━━━━━ RECORDED INFORMATION ━━━━━

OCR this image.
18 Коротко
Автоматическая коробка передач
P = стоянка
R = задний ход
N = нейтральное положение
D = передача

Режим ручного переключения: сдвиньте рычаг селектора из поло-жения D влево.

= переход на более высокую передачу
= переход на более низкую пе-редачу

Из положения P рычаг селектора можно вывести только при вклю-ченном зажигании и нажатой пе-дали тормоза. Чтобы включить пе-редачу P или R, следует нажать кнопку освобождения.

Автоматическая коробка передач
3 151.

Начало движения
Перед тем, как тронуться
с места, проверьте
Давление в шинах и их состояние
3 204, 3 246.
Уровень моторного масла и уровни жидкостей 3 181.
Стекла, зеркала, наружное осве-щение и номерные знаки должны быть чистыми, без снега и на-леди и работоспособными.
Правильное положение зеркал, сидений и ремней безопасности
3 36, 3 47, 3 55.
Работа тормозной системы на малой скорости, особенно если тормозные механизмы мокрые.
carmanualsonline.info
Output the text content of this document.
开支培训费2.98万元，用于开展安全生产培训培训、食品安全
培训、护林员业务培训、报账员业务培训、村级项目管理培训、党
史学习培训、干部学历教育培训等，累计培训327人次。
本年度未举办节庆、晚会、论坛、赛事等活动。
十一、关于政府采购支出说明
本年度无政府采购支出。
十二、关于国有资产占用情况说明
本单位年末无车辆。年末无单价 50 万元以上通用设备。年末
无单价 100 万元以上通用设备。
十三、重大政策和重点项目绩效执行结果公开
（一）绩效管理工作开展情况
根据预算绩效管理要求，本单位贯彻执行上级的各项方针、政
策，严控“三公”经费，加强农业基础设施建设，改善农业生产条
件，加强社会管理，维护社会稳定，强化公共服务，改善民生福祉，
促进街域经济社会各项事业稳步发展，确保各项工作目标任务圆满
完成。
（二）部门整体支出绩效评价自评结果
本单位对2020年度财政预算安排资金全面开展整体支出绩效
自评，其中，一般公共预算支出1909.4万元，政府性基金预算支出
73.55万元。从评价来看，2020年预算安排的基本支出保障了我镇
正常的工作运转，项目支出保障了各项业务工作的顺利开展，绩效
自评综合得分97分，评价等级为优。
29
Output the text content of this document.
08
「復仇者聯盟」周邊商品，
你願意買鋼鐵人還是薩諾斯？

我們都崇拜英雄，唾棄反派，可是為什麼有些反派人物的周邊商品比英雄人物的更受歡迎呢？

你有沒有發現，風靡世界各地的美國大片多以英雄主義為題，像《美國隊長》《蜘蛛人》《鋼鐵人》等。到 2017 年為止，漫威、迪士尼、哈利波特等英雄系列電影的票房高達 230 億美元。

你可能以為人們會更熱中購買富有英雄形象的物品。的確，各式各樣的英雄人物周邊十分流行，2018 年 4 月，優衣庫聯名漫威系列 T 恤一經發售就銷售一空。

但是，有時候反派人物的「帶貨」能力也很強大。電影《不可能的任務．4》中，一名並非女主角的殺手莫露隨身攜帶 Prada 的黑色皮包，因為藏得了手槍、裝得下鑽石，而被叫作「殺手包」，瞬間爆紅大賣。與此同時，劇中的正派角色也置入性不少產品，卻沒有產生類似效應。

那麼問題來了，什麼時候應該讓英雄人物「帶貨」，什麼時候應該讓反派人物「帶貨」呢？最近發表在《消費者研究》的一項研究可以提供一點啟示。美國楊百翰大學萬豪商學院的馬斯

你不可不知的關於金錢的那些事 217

━━━━━

* **WORK TO BE COMPLETED**
Identify and copy all lines with the word "переход".

* **SOLUTION TO THIS PROBLEM**
= переход на более высокую передачу
= переход на более низкую пе-редачу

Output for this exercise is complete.